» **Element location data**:
/---
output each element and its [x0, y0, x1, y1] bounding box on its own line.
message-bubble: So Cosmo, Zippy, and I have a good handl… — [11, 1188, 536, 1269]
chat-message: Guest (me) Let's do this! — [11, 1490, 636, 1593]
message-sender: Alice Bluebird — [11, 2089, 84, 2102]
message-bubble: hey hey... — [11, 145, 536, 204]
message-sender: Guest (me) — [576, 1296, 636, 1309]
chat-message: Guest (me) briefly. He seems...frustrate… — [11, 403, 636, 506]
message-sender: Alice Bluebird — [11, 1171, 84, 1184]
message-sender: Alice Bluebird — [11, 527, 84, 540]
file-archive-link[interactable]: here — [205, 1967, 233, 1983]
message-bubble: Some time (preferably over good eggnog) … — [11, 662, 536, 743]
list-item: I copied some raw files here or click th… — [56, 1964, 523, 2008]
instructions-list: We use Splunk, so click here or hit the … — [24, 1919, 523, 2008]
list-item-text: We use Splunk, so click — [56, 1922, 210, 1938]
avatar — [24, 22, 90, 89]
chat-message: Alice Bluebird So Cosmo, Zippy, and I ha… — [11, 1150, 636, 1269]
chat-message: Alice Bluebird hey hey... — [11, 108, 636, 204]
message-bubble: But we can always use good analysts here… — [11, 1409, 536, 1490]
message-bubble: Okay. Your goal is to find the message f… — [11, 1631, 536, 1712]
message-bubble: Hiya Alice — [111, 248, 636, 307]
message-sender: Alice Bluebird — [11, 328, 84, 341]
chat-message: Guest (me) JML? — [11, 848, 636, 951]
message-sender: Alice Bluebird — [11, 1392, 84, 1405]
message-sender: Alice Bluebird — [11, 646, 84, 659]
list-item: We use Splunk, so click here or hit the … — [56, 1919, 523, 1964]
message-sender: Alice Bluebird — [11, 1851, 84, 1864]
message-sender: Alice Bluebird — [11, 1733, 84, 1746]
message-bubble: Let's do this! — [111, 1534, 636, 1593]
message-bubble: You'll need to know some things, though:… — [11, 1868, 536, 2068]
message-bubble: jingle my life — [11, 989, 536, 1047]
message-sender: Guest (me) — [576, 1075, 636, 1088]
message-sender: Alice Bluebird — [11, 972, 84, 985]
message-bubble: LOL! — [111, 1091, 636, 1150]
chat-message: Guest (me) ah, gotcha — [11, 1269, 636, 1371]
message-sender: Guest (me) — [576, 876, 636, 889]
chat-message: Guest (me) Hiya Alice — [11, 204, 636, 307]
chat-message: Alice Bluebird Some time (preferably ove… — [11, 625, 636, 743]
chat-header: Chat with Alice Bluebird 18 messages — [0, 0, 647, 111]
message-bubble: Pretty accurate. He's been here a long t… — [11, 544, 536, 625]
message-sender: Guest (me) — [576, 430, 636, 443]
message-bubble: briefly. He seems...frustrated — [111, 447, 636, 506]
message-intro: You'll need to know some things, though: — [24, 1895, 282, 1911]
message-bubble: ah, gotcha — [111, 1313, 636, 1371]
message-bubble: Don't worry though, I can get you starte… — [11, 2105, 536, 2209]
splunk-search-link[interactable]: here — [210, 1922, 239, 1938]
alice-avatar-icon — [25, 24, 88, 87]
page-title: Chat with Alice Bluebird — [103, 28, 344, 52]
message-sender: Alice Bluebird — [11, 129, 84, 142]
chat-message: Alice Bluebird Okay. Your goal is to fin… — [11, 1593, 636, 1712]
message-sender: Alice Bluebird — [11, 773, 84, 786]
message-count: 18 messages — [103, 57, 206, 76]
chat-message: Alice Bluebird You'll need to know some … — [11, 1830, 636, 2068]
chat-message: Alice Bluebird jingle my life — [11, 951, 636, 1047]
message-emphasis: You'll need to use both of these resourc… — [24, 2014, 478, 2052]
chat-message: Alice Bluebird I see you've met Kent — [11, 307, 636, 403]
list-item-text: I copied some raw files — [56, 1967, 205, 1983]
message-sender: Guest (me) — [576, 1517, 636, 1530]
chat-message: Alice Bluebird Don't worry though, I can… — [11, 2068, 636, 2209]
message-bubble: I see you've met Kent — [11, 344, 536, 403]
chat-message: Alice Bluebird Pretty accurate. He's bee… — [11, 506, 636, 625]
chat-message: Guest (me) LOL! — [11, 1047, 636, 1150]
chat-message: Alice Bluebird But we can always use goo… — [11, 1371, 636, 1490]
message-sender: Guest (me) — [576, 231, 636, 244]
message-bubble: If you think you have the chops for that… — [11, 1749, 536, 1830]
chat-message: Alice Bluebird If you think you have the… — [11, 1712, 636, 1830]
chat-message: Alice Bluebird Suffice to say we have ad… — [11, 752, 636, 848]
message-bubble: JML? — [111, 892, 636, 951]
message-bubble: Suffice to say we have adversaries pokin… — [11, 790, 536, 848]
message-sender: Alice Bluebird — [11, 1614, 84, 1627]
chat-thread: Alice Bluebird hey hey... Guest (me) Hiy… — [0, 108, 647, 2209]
\---
» **WRITTEN PROBLEM**: Quote the records verbatim. Begin at their first line and stop after the line that contains "chat-message: Alice Bluebird Some".

» **WRITTEN SOLUTION**:
output each element and its [x0, y0, x1, y1] bounding box on its own line.
message-bubble: So Cosmo, Zippy, and I have a good handl… — [11, 1188, 536, 1269]
chat-message: Guest (me) Let's do this! — [11, 1490, 636, 1593]
message-sender: Alice Bluebird — [11, 2089, 84, 2102]
message-bubble: hey hey... — [11, 145, 536, 204]
message-sender: Guest (me) — [576, 1296, 636, 1309]
chat-message: Guest (me) briefly. He seems...frustrate… — [11, 403, 636, 506]
message-sender: Alice Bluebird — [11, 1171, 84, 1184]
message-sender: Alice Bluebird — [11, 527, 84, 540]
file-archive-link[interactable]: here — [205, 1967, 233, 1983]
message-bubble: Some time (preferably over good eggnog) … — [11, 662, 536, 743]
list-item: I copied some raw files here or click th… — [56, 1964, 523, 2008]
instructions-list: We use Splunk, so click here or hit the … — [24, 1919, 523, 2008]
list-item-text: We use Splunk, so click — [56, 1922, 210, 1938]
avatar — [24, 22, 90, 89]
chat-message: Alice Bluebird So Cosmo, Zippy, and I ha… — [11, 1150, 636, 1269]
chat-message: Alice Bluebird hey hey... — [11, 108, 636, 204]
message-bubble: But we can always use good analysts here… — [11, 1409, 536, 1490]
message-bubble: Okay. Your goal is to find the message f… — [11, 1631, 536, 1712]
message-bubble: Hiya Alice — [111, 248, 636, 307]
message-sender: Alice Bluebird — [11, 328, 84, 341]
chat-message: Guest (me) JML? — [11, 848, 636, 951]
message-sender: Alice Bluebird — [11, 1392, 84, 1405]
message-sender: Alice Bluebird — [11, 646, 84, 659]
list-item: We use Splunk, so click here or hit the … — [56, 1919, 523, 1964]
message-sender: Alice Bluebird — [11, 1851, 84, 1864]
message-sender: Alice Bluebird — [11, 1733, 84, 1746]
message-bubble: Let's do this! — [111, 1534, 636, 1593]
message-bubble: You'll need to know some things, though:… — [11, 1868, 536, 2068]
message-bubble: jingle my life — [11, 989, 536, 1047]
message-sender: Guest (me) — [576, 1075, 636, 1088]
message-sender: Alice Bluebird — [11, 972, 84, 985]
message-bubble: LOL! — [111, 1091, 636, 1150]
chat-message: Guest (me) ah, gotcha — [11, 1269, 636, 1371]
message-sender: Guest (me) — [576, 876, 636, 889]
chat-message: Guest (me) Hiya Alice — [11, 204, 636, 307]
chat-message: Alice Bluebird Some time (preferably ove… — [11, 625, 636, 743]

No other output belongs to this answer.